▶ STATED GOAL: Filter the entries, keeping every line with the word "essai".

▶ GIVEN INFORMATION:
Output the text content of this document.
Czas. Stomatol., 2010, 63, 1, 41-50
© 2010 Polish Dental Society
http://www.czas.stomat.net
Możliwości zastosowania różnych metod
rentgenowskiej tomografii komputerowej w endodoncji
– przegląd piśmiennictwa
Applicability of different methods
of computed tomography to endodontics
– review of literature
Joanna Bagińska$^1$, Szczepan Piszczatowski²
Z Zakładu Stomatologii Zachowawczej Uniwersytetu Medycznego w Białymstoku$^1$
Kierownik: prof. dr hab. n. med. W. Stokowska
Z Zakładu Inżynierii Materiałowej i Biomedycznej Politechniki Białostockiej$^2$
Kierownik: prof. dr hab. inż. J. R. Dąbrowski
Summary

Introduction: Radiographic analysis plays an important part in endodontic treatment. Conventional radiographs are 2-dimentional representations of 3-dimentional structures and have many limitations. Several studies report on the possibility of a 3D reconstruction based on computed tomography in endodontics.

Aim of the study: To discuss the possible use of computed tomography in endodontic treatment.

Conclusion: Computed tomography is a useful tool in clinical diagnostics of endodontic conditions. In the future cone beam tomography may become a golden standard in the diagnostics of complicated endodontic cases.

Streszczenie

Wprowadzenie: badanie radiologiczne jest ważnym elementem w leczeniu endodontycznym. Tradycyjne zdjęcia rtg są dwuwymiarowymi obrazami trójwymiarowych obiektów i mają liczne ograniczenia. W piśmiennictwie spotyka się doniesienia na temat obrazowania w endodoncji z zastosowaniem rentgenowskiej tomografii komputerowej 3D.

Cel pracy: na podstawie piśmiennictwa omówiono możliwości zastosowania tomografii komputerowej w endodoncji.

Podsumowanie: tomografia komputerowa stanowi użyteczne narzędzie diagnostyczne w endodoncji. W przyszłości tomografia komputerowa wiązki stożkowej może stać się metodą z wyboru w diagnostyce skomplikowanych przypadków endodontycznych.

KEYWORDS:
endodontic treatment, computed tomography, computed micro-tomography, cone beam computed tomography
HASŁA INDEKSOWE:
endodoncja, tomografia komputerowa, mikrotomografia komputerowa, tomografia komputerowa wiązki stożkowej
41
==
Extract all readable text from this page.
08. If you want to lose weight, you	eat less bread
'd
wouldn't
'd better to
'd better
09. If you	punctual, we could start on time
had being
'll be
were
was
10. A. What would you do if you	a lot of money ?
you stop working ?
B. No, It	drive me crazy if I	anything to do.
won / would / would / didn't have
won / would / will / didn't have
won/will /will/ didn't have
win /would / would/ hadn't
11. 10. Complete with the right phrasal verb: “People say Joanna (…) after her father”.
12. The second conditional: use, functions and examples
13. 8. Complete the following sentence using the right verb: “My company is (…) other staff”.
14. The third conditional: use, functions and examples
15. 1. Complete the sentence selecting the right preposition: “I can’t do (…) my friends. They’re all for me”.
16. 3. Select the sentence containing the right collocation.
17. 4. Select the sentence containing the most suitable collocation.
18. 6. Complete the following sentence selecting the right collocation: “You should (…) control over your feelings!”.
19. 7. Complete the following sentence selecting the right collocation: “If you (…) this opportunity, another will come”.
...
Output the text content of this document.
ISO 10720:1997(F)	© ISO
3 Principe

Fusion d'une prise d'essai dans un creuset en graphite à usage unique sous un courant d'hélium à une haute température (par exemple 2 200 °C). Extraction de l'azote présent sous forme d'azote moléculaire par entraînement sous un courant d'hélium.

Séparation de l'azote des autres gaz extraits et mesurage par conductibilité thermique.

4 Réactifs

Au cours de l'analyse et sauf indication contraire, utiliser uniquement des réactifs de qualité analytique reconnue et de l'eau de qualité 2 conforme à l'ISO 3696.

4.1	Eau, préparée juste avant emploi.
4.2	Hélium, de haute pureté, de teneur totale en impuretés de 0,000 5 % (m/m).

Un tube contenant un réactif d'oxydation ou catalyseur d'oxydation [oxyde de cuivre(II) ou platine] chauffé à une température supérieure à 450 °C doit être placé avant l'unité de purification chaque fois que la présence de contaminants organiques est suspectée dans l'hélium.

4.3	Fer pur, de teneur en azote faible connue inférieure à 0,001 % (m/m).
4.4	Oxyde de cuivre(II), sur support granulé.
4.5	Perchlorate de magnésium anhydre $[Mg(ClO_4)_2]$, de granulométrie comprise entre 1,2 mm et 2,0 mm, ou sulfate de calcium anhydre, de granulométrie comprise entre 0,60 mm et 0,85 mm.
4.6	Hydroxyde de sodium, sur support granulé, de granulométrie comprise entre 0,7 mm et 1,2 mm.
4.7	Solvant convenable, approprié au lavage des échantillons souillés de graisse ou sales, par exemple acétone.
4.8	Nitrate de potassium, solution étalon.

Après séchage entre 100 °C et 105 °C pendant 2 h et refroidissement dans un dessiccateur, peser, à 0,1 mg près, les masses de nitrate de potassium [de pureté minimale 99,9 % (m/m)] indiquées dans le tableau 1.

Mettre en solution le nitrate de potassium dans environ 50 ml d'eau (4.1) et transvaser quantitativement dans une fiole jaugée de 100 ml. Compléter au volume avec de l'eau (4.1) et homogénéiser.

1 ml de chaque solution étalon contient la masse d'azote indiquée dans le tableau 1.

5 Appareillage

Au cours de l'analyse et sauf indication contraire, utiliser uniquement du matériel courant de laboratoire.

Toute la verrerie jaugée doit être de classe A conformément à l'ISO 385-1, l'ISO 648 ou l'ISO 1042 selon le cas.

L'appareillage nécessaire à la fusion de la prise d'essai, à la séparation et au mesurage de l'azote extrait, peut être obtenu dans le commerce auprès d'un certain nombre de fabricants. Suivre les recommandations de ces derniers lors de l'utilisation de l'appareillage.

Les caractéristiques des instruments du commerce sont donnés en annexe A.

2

▶ WRITTEN ANSWER:
Fusion d'une prise d'essai dans un creuset en graphite à usage unique sous un courant d'hélium à une haute température (par exemple 2 200 °C). Extraction de l'azote présent sous forme d'azote moléculaire par entraînement sous un courant d'hélium.
L'appareillage nécessaire à la fusion de la prise d'essai, à la séparation et au mesurage de l'azote extrait, peut être obtenu dans le commerce auprès d'un certain nombre de fabricants. Suivre les recommandations de ces derniers lors de l'utilisation de l'appareillage.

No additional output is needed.